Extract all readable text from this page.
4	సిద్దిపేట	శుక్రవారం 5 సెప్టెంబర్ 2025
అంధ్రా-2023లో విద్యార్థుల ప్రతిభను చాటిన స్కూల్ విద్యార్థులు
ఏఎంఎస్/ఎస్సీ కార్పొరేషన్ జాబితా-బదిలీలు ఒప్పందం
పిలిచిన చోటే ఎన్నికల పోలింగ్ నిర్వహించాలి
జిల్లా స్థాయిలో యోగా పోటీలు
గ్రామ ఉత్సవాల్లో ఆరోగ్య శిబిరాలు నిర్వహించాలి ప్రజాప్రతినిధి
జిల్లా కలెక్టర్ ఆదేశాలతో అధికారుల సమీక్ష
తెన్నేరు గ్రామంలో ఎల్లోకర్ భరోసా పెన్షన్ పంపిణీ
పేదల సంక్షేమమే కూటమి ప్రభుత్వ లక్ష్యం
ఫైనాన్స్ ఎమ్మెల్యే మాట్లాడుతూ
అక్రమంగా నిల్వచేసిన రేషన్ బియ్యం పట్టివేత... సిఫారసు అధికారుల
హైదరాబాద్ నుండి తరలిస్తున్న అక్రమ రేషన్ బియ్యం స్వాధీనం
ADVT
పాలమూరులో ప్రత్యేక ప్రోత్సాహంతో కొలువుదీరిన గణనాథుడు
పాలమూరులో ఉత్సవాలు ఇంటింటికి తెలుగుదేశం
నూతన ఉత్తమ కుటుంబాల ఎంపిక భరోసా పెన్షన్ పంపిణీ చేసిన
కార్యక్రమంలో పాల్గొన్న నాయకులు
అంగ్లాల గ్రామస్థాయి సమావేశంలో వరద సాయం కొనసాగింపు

_ _ _

**EXERCISE OBJECTIVE**
All of the material above needs to be retyped word for word.

**WORKED SOLUTION**
Extract all readable text from this page.
4	సిద్దిపేట	శుక్రవారం 5 సెప్టెంబర్ 2025
అంధ్రా-2023లో విద్యార్థుల ప్రతిభను చాటిన స్కూల్ విద్యార్థులు
ఏఎంఎస్/ఎస్సీ కార్పొరేషన్ జాబితా-బదిలీలు ఒప్పందం
పిలిచిన చోటే ఎన్నికల పోలింగ్ నిర్వహించాలి
జిల్లా స్థాయిలో యోగా పోటీలు
గ్రామ ఉత్సవాల్లో ఆరోగ్య శిబిరాలు నిర్వహించాలి ప్రజాప్రతినిధి
జిల్లా కలెక్టర్ ఆదేశాలతో అధికారుల సమీక్ష
తెన్నేరు గ్రామంలో ఎల్లోకర్ భరోసా పెన్షన్ పంపిణీ
పేదల సంక్షేమమే కూటమి ప్రభుత్వ లక్ష్యం
ఫైనాన్స్ ఎమ్మెల్యే మాట్లాడుతూ
అక్రమంగా నిల్వచేసిన రేషన్ బియ్యం పట్టివేత... సిఫారసు అధికారుల
హైదరాబాద్ నుండి తరలిస్తున్న అక్రమ రేషన్ బియ్యం స్వాధీనం
ADVT
పాలమూరులో ప్రత్యేక ప్రోత్సాహంతో కొలువుదీరిన గణనాథుడు
పాలమూరులో ఉత్సవాలు ఇంటింటికి తెలుగుదేశం
నూతన ఉత్తమ కుటుంబాల ఎంపిక భరోసా పెన్షన్ పంపిణీ చేసిన
కార్యక్రమంలో పాల్గొన్న నాయకులు
అంగ్లాల గ్రామస్థాయి సమావేశంలో వరద సాయం కొనసాగింపు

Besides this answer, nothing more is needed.